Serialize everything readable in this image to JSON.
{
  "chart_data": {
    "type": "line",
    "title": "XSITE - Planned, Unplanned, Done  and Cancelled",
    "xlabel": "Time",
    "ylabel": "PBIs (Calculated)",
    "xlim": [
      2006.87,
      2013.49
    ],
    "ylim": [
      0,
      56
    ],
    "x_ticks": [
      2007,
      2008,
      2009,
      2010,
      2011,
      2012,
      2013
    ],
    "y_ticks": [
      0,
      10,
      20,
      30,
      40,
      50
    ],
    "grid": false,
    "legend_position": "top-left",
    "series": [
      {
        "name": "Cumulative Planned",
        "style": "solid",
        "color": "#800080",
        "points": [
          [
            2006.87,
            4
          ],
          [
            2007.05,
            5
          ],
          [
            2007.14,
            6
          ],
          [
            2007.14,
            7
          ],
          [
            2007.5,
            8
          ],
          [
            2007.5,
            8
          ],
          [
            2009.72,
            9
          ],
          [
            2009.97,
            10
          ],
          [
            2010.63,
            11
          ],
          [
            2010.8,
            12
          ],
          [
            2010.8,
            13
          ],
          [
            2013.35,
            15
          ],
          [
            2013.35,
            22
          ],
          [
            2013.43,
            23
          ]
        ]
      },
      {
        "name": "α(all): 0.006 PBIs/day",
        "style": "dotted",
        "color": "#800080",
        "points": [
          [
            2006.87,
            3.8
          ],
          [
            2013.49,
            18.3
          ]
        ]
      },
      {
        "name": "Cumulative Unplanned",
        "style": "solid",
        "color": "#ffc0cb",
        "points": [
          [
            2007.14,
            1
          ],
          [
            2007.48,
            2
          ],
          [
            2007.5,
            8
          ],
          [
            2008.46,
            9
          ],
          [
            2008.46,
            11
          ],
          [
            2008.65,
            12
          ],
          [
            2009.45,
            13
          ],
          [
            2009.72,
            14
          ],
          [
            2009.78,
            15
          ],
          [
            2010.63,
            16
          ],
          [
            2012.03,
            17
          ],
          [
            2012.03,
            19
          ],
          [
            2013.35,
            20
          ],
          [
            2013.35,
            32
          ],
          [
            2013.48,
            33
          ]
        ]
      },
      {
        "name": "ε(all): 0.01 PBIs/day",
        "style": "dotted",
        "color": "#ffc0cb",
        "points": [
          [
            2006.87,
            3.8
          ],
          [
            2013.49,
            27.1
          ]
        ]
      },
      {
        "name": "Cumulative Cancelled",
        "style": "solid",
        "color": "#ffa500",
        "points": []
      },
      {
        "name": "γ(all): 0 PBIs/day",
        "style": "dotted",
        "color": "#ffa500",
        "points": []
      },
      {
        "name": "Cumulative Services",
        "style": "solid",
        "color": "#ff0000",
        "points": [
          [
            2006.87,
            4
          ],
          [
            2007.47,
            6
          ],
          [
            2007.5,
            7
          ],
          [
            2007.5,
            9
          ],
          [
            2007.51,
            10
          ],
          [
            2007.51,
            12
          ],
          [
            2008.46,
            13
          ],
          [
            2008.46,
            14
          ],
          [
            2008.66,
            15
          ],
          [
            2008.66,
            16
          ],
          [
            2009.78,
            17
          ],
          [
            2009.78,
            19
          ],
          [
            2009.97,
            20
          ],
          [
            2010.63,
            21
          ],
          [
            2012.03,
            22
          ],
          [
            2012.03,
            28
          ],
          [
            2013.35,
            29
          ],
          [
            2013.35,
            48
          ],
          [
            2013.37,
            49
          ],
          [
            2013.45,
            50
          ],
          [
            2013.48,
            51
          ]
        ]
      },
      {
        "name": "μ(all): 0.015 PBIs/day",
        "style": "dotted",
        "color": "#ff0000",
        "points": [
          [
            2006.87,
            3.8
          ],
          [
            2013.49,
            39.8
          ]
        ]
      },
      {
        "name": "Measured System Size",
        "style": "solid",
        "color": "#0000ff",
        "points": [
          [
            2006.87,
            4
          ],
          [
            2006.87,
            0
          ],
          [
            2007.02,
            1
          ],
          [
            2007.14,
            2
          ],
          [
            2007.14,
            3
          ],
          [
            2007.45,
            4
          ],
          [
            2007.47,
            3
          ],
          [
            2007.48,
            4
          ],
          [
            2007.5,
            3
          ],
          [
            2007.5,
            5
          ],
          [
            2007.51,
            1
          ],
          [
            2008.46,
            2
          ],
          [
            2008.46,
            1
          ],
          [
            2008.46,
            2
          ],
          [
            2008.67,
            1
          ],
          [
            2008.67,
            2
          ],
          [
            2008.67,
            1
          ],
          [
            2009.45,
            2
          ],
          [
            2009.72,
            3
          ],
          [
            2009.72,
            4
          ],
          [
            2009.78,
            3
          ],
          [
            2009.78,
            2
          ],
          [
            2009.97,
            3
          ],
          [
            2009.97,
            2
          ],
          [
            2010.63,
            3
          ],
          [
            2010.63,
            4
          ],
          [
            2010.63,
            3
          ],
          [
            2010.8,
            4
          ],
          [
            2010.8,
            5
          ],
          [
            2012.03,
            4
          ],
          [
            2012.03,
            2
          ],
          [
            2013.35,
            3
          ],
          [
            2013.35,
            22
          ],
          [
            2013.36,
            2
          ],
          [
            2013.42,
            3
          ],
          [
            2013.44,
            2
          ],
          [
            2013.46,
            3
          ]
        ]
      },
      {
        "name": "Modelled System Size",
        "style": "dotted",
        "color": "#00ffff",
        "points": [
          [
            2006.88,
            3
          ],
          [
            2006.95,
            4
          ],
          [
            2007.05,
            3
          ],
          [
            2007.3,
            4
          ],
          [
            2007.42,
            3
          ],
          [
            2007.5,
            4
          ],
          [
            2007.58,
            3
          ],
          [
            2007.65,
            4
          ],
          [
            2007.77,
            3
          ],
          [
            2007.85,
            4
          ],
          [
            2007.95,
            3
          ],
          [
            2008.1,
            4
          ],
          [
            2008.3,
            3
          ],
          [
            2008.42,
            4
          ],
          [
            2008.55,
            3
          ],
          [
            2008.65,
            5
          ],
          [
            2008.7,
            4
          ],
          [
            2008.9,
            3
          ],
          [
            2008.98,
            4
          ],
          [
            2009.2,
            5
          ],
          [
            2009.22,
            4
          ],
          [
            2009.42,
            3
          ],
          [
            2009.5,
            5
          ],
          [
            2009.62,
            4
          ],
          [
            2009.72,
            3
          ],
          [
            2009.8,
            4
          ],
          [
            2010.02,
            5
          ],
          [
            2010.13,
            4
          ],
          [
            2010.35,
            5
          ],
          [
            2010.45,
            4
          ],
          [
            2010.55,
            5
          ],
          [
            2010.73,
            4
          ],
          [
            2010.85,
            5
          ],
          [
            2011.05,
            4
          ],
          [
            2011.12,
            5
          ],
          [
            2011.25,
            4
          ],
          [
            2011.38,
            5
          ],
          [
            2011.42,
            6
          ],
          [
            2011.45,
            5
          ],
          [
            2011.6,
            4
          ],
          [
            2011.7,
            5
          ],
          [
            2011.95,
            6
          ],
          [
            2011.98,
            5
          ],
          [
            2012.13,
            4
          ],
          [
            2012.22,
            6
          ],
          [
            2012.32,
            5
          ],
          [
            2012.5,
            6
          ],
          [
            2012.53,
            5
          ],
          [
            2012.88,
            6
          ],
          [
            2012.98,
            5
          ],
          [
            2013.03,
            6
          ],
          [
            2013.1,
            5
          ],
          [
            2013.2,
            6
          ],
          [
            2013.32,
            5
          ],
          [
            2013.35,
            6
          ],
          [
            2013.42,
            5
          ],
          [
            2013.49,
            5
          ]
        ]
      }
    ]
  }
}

* * * * * * * * *

## Direction
State how many lines in the records above contain the word "name", giving only the number.

## Problem solution
10